Start Data provided

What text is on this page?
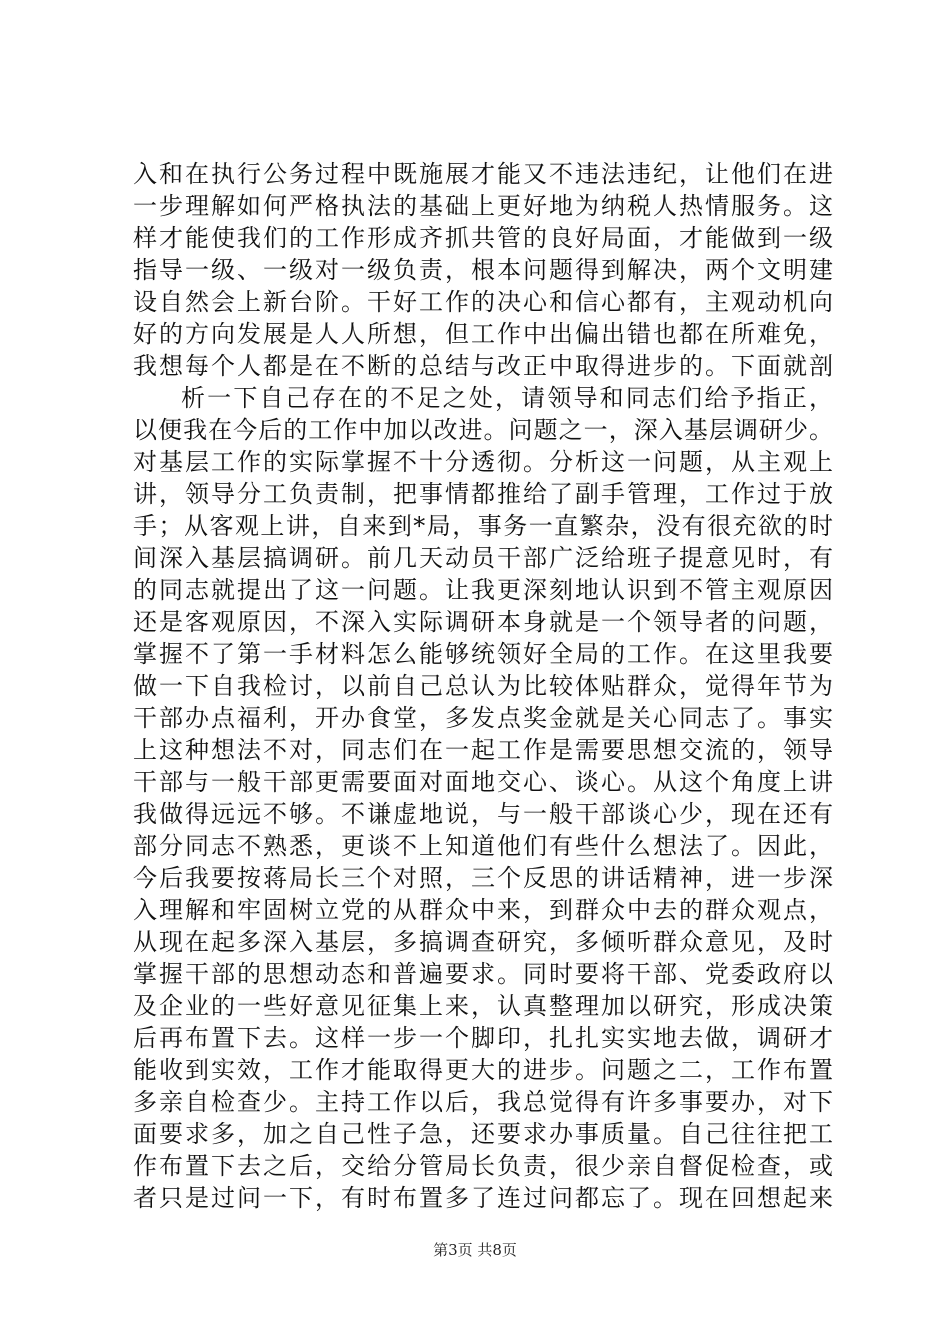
入和在执行公务过程中既施展才能又不违法违纪，让他们在进
一步理解如何严格执法的基础上更好地为纳税人热情服务。这
样才能使我们的工作形成齐抓共管的良好局面，才能做到一级
指导一级、一级对一级负责，根本问题得到解决，两个文明建
设自然会上新台阶。干好工作的决心和信心都有，主观动机向
好的方向发展是人人所想，但工作中出偏出错也都在所难免，
我想每个人都是在不断的总结与改正中取得进步的。下面就剖
析一下自己存在的不足之处，请领导和同志们给予指正，
以便我在今后的工作中加以改进。问题之一，深入基层调研少。
对基层工作的实际掌握不十分透彻。分析这一问题，从主观上
讲，领导分工负责制，把事情都推给了副手管理，工作过于放
手；从客观上讲，自来到*局，事务一直繁杂，没有很充欲的时
间深入基层搞调研。前几天动员干部广泛给班子提意见时，有
的同志就提出了这一问题。让我更深刻地认识到不管主观原因
还是客观原因，不深入实际调研本身就是一个领导者的问题，
掌握不了第一手材料怎么能够统领好全局的工作。在这里我要
做一下自我检讨，以前自己总认为比较体贴群众，觉得年节为
干部办点福利，开办食堂，多发点奖金就是关心同志了。事实
上这种想法不对，同志们在一起工作是需要思想交流的，领导
干部与一般干部更需要面对面地交心、谈心。从这个角度上讲
我做得远远不够。不谦虚地说，与一般干部谈心少，现在还有
部分同志不熟悉，更谈不上知道他们有些什么想法了。因此，
今后我要按蒋局长三个对照，三个反思的讲话精神，进一步深
入理解和牢固树立党的从群众中来，到群众中去的群众观点，
从现在起多深入基层，多搞调查研究，多倾听群众意见，及时
掌握干部的思想动态和普遍要求。同时要将干部、党委政府以
及企业的一些好意见征集上来，认真整理加以研究，形成决策
后再布置下去。这样一步一个脚印，扎扎实实地去做，调研才
能收到实效，工作才能取得更大的进步。问题之二，工作布置
多亲自检查少。主持工作以后，我总觉得有许多事要办，对下
面要求多，加之自己性子急，还要求办事质量。自己往往把工
作布置下去之后，交给分管局长负责，很少亲自督促检查，或
者只是过问一下，有时布置多了连过问都忘了。现在回想起来
第3页 共8页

End Data provided

## Requirement
Drop the images and repeat the data exactly.

## Completed exercise
What text is on this page?
入和在执行公务过程中既施展才能又不违法违纪，让他们在进
一步理解如何严格执法的基础上更好地为纳税人热情服务。这
样才能使我们的工作形成齐抓共管的良好局面，才能做到一级
指导一级、一级对一级负责，根本问题得到解决，两个文明建
设自然会上新台阶。干好工作的决心和信心都有，主观动机向
好的方向发展是人人所想，但工作中出偏出错也都在所难免，
我想每个人都是在不断的总结与改正中取得进步的。下面就剖
析一下自己存在的不足之处，请领导和同志们给予指正，
以便我在今后的工作中加以改进。问题之一，深入基层调研少。
对基层工作的实际掌握不十分透彻。分析这一问题，从主观上
讲，领导分工负责制，把事情都推给了副手管理，工作过于放
手；从客观上讲，自来到*局，事务一直繁杂，没有很充欲的时
间深入基层搞调研。前几天动员干部广泛给班子提意见时，有
的同志就提出了这一问题。让我更深刻地认识到不管主观原因
还是客观原因，不深入实际调研本身就是一个领导者的问题，
掌握不了第一手材料怎么能够统领好全局的工作。在这里我要
做一下自我检讨，以前自己总认为比较体贴群众，觉得年节为
干部办点福利，开办食堂，多发点奖金就是关心同志了。事实
上这种想法不对，同志们在一起工作是需要思想交流的，领导
干部与一般干部更需要面对面地交心、谈心。从这个角度上讲
我做得远远不够。不谦虚地说，与一般干部谈心少，现在还有
部分同志不熟悉，更谈不上知道他们有些什么想法了。因此，
今后我要按蒋局长三个对照，三个反思的讲话精神，进一步深
入理解和牢固树立党的从群众中来，到群众中去的群众观点，
从现在起多深入基层，多搞调查研究，多倾听群众意见，及时
掌握干部的思想动态和普遍要求。同时要将干部、党委政府以
及企业的一些好意见征集上来，认真整理加以研究，形成决策
后再布置下去。这样一步一个脚印，扎扎实实地去做，调研才
能收到实效，工作才能取得更大的进步。问题之二，工作布置
多亲自检查少。主持工作以后，我总觉得有许多事要办，对下
面要求多，加之自己性子急，还要求办事质量。自己往往把工
作布置下去之后，交给分管局长负责，很少亲自督促检查，或
者只是过问一下，有时布置多了连过问都忘了。现在回想起来
第3页 共8页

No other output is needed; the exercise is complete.